> _PROBLEM TO WORK ON_
Throughout the records below, find each line holding "table" and copy it.

> _RECORDS SUPPLIED_
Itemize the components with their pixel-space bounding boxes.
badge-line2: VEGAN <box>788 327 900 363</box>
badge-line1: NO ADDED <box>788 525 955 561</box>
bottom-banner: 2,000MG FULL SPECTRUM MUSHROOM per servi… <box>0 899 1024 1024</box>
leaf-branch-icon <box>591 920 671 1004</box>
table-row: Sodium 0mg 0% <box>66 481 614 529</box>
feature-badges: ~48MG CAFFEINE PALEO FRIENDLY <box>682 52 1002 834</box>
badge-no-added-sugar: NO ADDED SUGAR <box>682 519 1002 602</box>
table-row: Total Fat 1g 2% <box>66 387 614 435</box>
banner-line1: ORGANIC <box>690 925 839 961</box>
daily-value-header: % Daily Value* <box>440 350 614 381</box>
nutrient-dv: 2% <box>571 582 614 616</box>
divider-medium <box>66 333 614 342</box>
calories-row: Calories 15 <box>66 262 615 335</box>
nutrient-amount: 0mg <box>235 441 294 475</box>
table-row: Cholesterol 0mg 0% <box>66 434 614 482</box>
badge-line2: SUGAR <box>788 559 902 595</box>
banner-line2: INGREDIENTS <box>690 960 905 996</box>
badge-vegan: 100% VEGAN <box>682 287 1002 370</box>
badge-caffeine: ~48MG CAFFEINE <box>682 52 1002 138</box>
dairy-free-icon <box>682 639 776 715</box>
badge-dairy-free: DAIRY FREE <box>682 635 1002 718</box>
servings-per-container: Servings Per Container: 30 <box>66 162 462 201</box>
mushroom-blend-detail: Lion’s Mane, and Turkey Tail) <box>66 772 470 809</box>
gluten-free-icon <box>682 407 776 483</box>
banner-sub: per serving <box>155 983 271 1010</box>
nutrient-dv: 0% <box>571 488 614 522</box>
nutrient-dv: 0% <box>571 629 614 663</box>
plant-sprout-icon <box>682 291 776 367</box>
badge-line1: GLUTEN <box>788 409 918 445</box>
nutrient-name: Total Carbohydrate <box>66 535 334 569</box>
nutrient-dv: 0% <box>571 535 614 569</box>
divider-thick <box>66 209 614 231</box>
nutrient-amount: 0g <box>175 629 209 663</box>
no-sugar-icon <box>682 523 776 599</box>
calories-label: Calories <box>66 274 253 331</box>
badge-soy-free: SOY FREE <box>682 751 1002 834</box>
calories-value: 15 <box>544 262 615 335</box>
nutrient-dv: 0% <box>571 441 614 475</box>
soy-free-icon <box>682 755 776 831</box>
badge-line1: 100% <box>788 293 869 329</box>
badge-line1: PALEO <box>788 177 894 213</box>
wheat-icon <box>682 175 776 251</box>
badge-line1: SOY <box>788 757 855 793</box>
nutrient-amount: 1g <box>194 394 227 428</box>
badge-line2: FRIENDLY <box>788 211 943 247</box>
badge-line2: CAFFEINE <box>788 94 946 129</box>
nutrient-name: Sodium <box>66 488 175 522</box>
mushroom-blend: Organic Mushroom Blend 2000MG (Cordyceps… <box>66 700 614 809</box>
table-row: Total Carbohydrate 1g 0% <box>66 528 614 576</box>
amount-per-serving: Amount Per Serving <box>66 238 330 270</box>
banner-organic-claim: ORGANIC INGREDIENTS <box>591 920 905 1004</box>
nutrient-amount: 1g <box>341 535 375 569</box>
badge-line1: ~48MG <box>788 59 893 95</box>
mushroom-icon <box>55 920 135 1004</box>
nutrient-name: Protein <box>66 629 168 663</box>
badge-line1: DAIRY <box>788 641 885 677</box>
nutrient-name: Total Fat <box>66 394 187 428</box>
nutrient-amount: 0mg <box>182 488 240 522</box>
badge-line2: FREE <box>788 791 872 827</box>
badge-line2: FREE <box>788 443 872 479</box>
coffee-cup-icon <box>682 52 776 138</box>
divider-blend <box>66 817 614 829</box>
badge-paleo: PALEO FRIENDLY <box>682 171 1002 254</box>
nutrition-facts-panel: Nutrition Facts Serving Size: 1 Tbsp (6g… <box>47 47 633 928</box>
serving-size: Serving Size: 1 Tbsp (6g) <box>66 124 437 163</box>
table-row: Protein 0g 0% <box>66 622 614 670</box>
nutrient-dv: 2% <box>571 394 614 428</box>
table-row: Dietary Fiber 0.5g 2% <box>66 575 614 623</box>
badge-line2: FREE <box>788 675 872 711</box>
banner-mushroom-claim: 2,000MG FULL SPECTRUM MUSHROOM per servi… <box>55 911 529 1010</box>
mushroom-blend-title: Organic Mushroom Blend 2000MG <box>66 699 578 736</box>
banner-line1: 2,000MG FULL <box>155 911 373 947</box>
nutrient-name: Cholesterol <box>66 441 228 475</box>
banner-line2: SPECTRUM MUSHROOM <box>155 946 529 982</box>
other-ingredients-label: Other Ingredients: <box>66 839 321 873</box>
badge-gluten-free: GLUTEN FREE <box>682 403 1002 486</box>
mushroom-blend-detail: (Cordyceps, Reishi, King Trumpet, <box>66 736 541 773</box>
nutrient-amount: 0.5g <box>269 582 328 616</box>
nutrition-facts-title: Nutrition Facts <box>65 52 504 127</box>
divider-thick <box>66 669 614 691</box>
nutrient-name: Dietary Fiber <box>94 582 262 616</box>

> _RESULT OF THIS TASK_
table-row: Sodium 0mg 0% <box>66 481 614 529</box>
table-row: Total Fat 1g 2% <box>66 387 614 435</box>
table-row: Cholesterol 0mg 0% <box>66 434 614 482</box>
table-row: Total Carbohydrate 1g 0% <box>66 528 614 576</box>
table-row: Protein 0g 0% <box>66 622 614 670</box>
table-row: Dietary Fiber 0.5g 2% <box>66 575 614 623</box>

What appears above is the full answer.